Dataset items:
--------

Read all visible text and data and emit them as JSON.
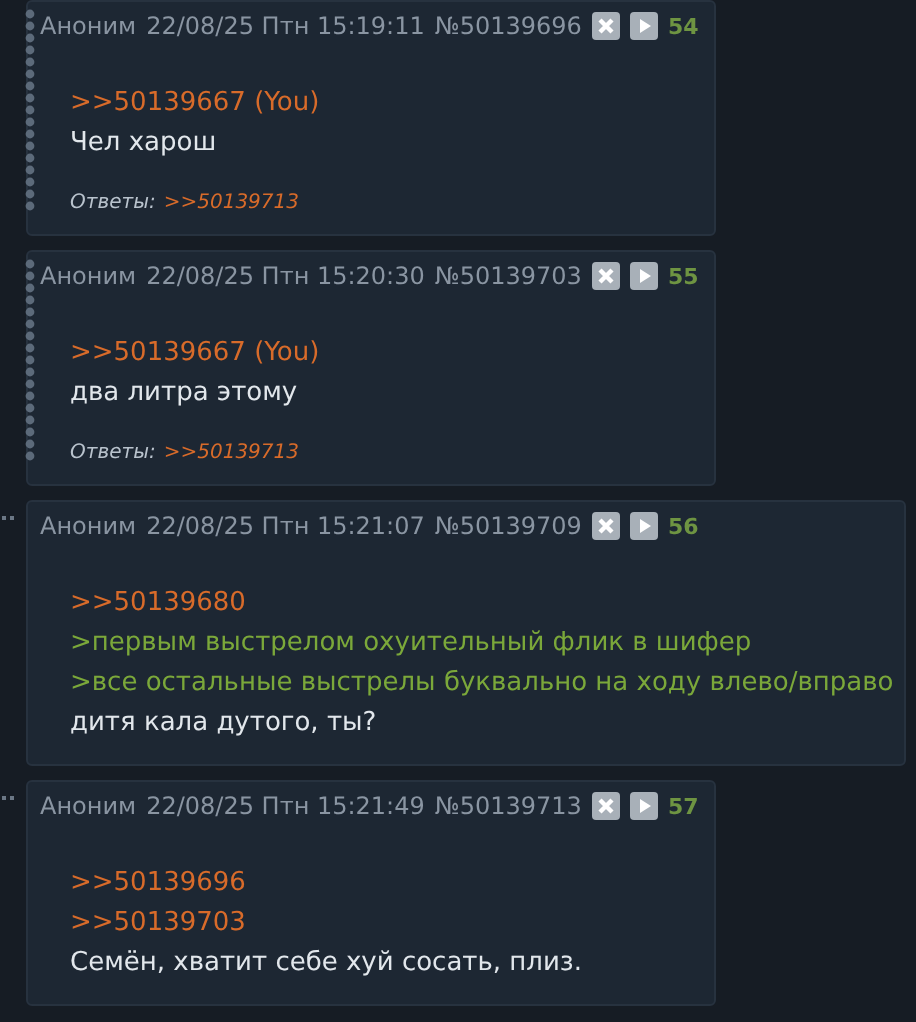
{
  "posts": [
    {
      "kind": "dotted",
      "author": "Аноним",
      "date": "22/08/25 Птн 15:19:11",
      "number": "№50139696",
      "index": "54",
      "lines": [
        {
          "kind": "link",
          "text": ">>50139667 (You)"
        },
        {
          "kind": "text",
          "text": "Чел харош"
        }
      ],
      "replies": {
        "label": "Ответы:",
        "links": [
          ">>50139713"
        ]
      }
    },
    {
      "kind": "dotted",
      "author": "Аноним",
      "date": "22/08/25 Птн 15:20:30",
      "number": "№50139703",
      "index": "55",
      "lines": [
        {
          "kind": "link",
          "text": ">>50139667 (You)"
        },
        {
          "kind": "text",
          "text": "два литра этому"
        }
      ],
      "replies": {
        "label": "Ответы:",
        "links": [
          ">>50139713"
        ]
      }
    },
    {
      "kind": "ellipsis",
      "author": "Аноним",
      "date": "22/08/25 Птн 15:21:07",
      "number": "№50139709",
      "index": "56",
      "lines": [
        {
          "kind": "link",
          "text": ">>50139680"
        },
        {
          "kind": "quote",
          "text": ">первым выстрелом охуительный флик в шифер"
        },
        {
          "kind": "quote",
          "text": ">все остальные выстрелы буквально на ходу влево/вправо"
        },
        {
          "kind": "text",
          "text": "дитя кала дутого, ты?"
        }
      ]
    },
    {
      "kind": "ellipsis",
      "author": "Аноним",
      "date": "22/08/25 Птн 15:21:49",
      "number": "№50139713",
      "index": "57",
      "lines": [
        {
          "kind": "link",
          "text": ">>50139696"
        },
        {
          "kind": "link",
          "text": ">>50139703"
        },
        {
          "kind": "text",
          "text": "Семён, хватит себе хуй сосать, плиз."
        }
      ]
    }
  ]
}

--------

• TASK OBJECTIVE
Copy the listing exactly. Any image in it stays out of the copy.

• THE OUTPUT
Read all visible text and data and emit them as JSON.
{
  "posts": [
    {
      "kind": "dotted",
      "author": "Аноним",
      "date": "22/08/25 Птн 15:19:11",
      "number": "№50139696",
      "index": "54",
      "lines": [
        {
          "kind": "link",
          "text": ">>50139667 (You)"
        },
        {
          "kind": "text",
          "text": "Чел харош"
        }
      ],
      "replies": {
        "label": "Ответы:",
        "links": [
          ">>50139713"
        ]
      }
    },
    {
      "kind": "dotted",
      "author": "Аноним",
      "date": "22/08/25 Птн 15:20:30",
      "number": "№50139703",
      "index": "55",
      "lines": [
        {
          "kind": "link",
          "text": ">>50139667 (You)"
        },
        {
          "kind": "text",
          "text": "два литра этому"
        }
      ],
      "replies": {
        "label": "Ответы:",
        "links": [
          ">>50139713"
        ]
      }
    },
    {
      "kind": "ellipsis",
      "author": "Аноним",
      "date": "22/08/25 Птн 15:21:07",
      "number": "№50139709",
      "index": "56",
      "lines": [
        {
          "kind": "link",
          "text": ">>50139680"
        },
        {
          "kind": "quote",
          "text": ">первым выстрелом охуительный флик в шифер"
        },
        {
          "kind": "quote",
          "text": ">все остальные выстрелы буквально на ходу влево/вправо"
        },
        {
          "kind": "text",
          "text": "дитя кала дутого, ты?"
        }
      ]
    },
    {
      "kind": "ellipsis",
      "author": "Аноним",
      "date": "22/08/25 Птн 15:21:49",
      "number": "№50139713",
      "index": "57",
      "lines": [
        {
          "kind": "link",
          "text": ">>50139696"
        },
        {
          "kind": "link",
          "text": ">>50139703"
        },
        {
          "kind": "text",
          "text": "Семён, хватит себе хуй сосать, плиз."
        }
      ]
    }
  ]
}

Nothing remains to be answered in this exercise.